▶ TASK REQUIREMENTS
Check each line of the data for "name" and select those that have it.

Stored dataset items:
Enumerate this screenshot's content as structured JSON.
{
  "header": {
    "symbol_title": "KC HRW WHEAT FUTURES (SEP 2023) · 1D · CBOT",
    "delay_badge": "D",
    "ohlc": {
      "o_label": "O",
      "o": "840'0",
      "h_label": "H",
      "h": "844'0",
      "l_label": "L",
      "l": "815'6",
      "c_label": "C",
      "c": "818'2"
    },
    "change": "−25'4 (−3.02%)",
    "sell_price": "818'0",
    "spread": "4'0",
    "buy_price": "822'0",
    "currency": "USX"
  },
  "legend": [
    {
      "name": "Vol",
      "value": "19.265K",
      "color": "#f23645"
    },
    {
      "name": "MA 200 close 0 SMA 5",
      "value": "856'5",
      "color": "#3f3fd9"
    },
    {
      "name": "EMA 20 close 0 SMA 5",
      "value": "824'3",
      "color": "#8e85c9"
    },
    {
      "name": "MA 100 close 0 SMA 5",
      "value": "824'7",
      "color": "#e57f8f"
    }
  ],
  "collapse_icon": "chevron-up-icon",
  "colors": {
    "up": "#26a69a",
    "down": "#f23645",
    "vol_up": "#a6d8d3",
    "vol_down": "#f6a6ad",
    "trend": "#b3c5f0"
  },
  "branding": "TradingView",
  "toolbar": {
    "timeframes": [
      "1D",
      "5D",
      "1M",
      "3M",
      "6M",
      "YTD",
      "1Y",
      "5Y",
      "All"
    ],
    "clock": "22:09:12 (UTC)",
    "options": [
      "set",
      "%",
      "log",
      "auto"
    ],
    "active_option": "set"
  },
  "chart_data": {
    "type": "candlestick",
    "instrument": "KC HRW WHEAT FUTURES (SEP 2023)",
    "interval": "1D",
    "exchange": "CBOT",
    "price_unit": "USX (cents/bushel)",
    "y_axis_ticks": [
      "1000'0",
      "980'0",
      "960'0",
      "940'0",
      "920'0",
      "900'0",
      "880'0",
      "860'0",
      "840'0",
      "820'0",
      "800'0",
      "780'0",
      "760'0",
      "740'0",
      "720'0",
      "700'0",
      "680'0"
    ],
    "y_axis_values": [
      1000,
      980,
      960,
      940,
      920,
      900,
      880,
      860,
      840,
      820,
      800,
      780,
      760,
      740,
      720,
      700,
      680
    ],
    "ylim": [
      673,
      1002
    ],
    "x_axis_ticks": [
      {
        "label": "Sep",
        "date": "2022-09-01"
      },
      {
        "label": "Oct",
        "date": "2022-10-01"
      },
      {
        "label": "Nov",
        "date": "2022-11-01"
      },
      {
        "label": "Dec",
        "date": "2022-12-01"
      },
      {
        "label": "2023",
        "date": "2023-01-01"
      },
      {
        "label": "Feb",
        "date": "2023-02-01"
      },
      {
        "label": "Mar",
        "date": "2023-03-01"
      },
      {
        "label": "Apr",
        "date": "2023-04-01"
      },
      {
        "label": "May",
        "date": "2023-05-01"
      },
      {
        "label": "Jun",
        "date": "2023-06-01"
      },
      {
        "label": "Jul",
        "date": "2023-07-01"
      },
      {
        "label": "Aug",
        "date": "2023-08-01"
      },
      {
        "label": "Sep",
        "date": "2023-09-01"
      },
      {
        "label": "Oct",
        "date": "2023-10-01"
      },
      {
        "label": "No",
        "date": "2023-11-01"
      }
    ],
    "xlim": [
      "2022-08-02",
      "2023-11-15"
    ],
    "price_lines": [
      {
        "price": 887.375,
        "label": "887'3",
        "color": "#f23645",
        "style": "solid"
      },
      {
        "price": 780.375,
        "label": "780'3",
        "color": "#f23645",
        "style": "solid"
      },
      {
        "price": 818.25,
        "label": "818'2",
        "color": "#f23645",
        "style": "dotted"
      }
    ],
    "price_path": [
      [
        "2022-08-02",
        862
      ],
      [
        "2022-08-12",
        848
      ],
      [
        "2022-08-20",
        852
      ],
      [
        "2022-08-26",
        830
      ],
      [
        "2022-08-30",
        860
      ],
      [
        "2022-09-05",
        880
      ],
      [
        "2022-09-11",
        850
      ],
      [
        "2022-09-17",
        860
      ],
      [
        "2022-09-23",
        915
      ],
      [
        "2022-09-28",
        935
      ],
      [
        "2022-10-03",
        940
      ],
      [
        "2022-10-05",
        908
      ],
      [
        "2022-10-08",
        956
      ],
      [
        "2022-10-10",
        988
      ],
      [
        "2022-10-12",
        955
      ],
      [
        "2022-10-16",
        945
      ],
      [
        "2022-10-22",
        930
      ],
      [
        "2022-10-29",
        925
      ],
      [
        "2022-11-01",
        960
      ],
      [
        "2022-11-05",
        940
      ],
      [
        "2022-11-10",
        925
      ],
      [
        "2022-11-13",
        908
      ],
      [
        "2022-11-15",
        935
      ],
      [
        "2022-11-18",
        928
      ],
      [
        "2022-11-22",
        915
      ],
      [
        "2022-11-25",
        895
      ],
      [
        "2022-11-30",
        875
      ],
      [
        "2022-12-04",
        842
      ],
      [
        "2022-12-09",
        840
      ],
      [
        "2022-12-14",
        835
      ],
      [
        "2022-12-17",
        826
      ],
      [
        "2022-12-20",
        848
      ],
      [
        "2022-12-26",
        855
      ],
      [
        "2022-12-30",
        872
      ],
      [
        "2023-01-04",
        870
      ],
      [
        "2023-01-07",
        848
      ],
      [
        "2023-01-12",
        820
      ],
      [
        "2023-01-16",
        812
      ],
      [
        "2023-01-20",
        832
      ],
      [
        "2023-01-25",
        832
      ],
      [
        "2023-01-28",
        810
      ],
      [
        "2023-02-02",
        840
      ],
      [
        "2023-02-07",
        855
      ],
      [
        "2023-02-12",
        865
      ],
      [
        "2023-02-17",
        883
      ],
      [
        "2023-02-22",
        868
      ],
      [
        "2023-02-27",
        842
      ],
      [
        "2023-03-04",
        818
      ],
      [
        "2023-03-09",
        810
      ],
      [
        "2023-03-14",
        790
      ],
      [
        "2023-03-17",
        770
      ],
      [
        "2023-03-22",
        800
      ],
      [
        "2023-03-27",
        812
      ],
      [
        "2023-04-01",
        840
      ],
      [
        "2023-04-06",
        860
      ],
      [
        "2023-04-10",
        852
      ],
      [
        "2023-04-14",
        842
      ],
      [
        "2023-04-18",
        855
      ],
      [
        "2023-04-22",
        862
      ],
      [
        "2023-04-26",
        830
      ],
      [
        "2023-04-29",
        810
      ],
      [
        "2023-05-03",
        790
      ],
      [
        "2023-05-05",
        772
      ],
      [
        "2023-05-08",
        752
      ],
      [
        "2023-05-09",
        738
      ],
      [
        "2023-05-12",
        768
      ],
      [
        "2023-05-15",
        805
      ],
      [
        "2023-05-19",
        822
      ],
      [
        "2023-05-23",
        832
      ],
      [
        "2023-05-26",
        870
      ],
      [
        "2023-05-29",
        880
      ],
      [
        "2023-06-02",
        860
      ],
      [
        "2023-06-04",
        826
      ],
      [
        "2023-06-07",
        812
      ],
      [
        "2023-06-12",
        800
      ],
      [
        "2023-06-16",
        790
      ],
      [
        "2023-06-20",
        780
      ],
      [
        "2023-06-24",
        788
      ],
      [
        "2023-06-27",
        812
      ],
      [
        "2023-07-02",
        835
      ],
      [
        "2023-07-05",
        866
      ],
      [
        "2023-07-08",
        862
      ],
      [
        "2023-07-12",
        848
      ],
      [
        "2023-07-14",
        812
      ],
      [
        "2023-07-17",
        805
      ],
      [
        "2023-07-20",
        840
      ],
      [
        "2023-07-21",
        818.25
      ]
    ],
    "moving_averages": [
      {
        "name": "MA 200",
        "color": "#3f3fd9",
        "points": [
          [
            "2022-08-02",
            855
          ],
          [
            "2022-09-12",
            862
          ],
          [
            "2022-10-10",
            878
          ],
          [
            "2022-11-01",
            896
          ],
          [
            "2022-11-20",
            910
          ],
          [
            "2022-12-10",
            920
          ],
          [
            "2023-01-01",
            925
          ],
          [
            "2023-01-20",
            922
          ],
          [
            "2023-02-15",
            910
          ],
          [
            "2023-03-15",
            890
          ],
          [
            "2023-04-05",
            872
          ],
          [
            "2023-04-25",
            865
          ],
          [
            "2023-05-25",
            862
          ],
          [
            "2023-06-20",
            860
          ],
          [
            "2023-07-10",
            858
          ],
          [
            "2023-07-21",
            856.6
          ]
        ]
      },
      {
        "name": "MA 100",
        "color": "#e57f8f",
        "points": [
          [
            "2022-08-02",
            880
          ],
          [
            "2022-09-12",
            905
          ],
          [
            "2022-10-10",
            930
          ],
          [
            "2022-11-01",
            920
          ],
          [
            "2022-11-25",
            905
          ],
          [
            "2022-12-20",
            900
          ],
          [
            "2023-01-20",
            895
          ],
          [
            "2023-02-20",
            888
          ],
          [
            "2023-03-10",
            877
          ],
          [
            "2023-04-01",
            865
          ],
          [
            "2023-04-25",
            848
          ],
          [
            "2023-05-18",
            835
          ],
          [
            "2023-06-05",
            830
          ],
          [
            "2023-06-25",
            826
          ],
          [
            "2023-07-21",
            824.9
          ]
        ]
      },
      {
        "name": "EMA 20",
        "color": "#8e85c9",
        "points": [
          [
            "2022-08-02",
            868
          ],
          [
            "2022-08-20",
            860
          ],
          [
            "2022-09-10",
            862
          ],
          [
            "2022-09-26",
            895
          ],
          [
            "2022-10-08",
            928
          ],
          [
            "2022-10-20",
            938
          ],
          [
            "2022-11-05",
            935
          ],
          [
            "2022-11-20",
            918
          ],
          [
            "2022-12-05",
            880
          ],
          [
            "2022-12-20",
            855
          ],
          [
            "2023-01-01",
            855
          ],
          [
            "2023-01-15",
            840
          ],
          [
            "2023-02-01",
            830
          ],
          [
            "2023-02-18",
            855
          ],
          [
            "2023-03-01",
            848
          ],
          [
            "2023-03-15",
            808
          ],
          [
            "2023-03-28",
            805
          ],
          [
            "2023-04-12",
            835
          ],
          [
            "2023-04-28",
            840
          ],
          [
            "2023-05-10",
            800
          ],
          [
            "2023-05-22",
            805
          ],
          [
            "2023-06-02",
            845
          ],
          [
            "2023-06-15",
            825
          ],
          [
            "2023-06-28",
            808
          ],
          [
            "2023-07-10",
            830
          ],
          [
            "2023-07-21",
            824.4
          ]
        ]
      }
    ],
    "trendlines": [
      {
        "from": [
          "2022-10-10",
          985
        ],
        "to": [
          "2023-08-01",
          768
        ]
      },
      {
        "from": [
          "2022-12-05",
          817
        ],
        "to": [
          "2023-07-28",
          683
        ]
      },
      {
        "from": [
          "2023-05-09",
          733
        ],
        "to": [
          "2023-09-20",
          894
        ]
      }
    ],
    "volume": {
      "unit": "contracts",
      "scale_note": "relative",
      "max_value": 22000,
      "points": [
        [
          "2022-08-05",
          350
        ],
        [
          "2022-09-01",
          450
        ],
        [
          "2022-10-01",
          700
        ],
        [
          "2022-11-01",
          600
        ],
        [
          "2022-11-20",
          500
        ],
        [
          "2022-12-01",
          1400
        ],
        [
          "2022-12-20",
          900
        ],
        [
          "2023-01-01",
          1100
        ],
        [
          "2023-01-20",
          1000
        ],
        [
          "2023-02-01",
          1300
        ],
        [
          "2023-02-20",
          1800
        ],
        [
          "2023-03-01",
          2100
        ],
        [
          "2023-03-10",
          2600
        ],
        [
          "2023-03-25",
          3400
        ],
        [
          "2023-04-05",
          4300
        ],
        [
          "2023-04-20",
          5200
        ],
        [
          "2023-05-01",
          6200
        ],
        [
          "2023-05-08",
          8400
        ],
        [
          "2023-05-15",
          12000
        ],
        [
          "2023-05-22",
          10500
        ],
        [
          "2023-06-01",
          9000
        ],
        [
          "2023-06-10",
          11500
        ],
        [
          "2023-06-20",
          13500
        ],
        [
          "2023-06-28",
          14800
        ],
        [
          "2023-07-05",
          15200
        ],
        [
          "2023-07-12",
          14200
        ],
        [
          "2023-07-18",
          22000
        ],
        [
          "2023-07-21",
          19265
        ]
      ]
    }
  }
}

▶ EXERCISE SOLUTION
      "name": "Vol",
      "name": "MA 200 close 0 SMA 5",
      "name": "EMA 20 close 0 SMA 5",
      "name": "MA 100 close 0 SMA 5",
        "name": "MA 200",
        "name": "MA 100",
        "name": "EMA 20",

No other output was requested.